* **Aim of the task**
Can all of these lines be returned exactly?

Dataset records
═══

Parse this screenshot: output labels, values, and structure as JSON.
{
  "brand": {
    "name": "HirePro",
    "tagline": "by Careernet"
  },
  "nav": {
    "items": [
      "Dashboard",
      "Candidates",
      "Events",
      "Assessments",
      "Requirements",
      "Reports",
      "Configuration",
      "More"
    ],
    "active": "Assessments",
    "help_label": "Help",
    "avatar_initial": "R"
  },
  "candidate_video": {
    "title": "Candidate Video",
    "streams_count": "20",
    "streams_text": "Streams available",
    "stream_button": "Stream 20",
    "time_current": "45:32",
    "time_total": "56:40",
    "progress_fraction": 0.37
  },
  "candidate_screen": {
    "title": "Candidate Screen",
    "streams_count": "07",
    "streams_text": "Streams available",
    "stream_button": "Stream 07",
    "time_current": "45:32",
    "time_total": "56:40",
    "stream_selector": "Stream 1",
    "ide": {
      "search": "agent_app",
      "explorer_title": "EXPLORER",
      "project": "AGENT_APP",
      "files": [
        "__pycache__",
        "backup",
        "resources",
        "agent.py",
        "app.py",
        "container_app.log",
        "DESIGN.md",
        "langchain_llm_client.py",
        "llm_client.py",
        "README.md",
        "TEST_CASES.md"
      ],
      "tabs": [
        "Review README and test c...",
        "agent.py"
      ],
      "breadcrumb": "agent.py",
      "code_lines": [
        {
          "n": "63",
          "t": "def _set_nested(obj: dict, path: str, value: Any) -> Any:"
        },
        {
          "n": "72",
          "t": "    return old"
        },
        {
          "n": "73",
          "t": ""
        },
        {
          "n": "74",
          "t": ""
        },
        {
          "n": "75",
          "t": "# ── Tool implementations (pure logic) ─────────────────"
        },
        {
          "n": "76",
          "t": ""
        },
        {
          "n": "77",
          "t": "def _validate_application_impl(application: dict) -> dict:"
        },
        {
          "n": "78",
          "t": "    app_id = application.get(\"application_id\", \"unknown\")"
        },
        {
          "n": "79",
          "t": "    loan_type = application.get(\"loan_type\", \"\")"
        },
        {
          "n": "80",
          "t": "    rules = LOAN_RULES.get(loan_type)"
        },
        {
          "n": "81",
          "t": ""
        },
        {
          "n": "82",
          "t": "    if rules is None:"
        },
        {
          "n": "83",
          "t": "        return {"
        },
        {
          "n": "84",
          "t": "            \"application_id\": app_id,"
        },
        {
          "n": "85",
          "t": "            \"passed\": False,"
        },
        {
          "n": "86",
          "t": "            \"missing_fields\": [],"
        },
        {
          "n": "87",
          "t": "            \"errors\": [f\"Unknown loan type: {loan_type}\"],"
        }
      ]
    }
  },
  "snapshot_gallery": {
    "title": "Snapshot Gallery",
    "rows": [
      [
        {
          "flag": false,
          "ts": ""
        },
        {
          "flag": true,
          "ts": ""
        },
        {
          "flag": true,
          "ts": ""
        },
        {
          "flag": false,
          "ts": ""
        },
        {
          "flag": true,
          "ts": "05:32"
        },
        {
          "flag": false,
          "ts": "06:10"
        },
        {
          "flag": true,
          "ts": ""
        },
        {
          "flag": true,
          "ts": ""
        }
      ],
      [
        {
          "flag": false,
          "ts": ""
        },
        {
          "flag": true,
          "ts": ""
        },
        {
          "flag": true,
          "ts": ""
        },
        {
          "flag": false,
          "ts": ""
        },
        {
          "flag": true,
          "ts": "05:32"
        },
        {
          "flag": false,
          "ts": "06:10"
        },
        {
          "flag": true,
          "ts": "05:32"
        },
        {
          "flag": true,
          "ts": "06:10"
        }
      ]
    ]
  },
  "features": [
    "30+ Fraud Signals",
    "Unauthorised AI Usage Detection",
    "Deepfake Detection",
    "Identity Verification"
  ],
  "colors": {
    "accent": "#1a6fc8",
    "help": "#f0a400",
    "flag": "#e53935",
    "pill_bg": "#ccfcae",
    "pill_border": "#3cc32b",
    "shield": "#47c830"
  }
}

═══

* **Expected answer**
Parse this screenshot: output labels, values, and structure as JSON.
{
  "brand": {
    "name": "HirePro",
    "tagline": "by Careernet"
  },
  "nav": {
    "items": [
      "Dashboard",
      "Candidates",
      "Events",
      "Assessments",
      "Requirements",
      "Reports",
      "Configuration",
      "More"
    ],
    "active": "Assessments",
    "help_label": "Help",
    "avatar_initial": "R"
  },
  "candidate_video": {
    "title": "Candidate Video",
    "streams_count": "20",
    "streams_text": "Streams available",
    "stream_button": "Stream 20",
    "time_current": "45:32",
    "time_total": "56:40",
    "progress_fraction": 0.37
  },
  "candidate_screen": {
    "title": "Candidate Screen",
    "streams_count": "07",
    "streams_text": "Streams available",
    "stream_button": "Stream 07",
    "time_current": "45:32",
    "time_total": "56:40",
    "stream_selector": "Stream 1",
    "ide": {
      "search": "agent_app",
      "explorer_title": "EXPLORER",
      "project": "AGENT_APP",
      "files": [
        "__pycache__",
        "backup",
        "resources",
        "agent.py",
        "app.py",
        "container_app.log",
        "DESIGN.md",
        "langchain_llm_client.py",
        "llm_client.py",
        "README.md",
        "TEST_CASES.md"
      ],
      "tabs": [
        "Review README and test c...",
        "agent.py"
      ],
      "breadcrumb": "agent.py",
      "code_lines": [
        {
          "n": "63",
          "t": "def _set_nested(obj: dict, path: str, value: Any) -> Any:"
        },
        {
          "n": "72",
          "t": "    return old"
        },
        {
          "n": "73",
          "t": ""
        },
        {
          "n": "74",
          "t": ""
        },
        {
          "n": "75",
          "t": "# ── Tool implementations (pure logic) ─────────────────"
        },
        {
          "n": "76",
          "t": ""
        },
        {
          "n": "77",
          "t": "def _validate_application_impl(application: dict) -> dict:"
        },
        {
          "n": "78",
          "t": "    app_id = application.get(\"application_id\", \"unknown\")"
        },
        {
          "n": "79",
          "t": "    loan_type = application.get(\"loan_type\", \"\")"
        },
        {
          "n": "80",
          "t": "    rules = LOAN_RULES.get(loan_type)"
        },
        {
          "n": "81",
          "t": ""
        },
        {
          "n": "82",
          "t": "    if rules is None:"
        },
        {
          "n": "83",
          "t": "        return {"
        },
        {
          "n": "84",
          "t": "            \"application_id\": app_id,"
        },
        {
          "n": "85",
          "t": "            \"passed\": False,"
        },
        {
          "n": "86",
          "t": "            \"missing_fields\": [],"
        },
        {
          "n": "87",
          "t": "            \"errors\": [f\"Unknown loan type: {loan_type}\"],"
        }
      ]
    }
  },
  "snapshot_gallery": {
    "title": "Snapshot Gallery",
    "rows": [
      [
        {
          "flag": false,
          "ts": ""
        },
        {
          "flag": true,
          "ts": ""
        },
        {
          "flag": true,
          "ts": ""
        },
        {
          "flag": false,
          "ts": ""
        },
        {
          "flag": true,
          "ts": "05:32"
        },
        {
          "flag": false,
          "ts": "06:10"
        },
        {
          "flag": true,
          "ts": ""
        },
        {
          "flag": true,
          "ts": ""
        }
      ],
      [
        {
          "flag": false,
          "ts": ""
        },
        {
          "flag": true,
          "ts": ""
        },
        {
          "flag": true,
          "ts": ""
        },
        {
          "flag": false,
          "ts": ""
        },
        {
          "flag": true,
          "ts": "05:32"
        },
        {
          "flag": false,
          "ts": "06:10"
        },
        {
          "flag": true,
          "ts": "05:32"
        },
        {
          "flag": true,
          "ts": "06:10"
        }
      ]
    ]
  },
  "features": [
    "30+ Fraud Signals",
    "Unauthorised AI Usage Detection",
    "Deepfake Detection",
    "Identity Verification"
  ],
  "colors": {
    "accent": "#1a6fc8",
    "help": "#f0a400",
    "flag": "#e53935",
    "pill_bg": "#ccfcae",
    "pill_border": "#3cc32b",
    "shield": "#47c830"
  }
}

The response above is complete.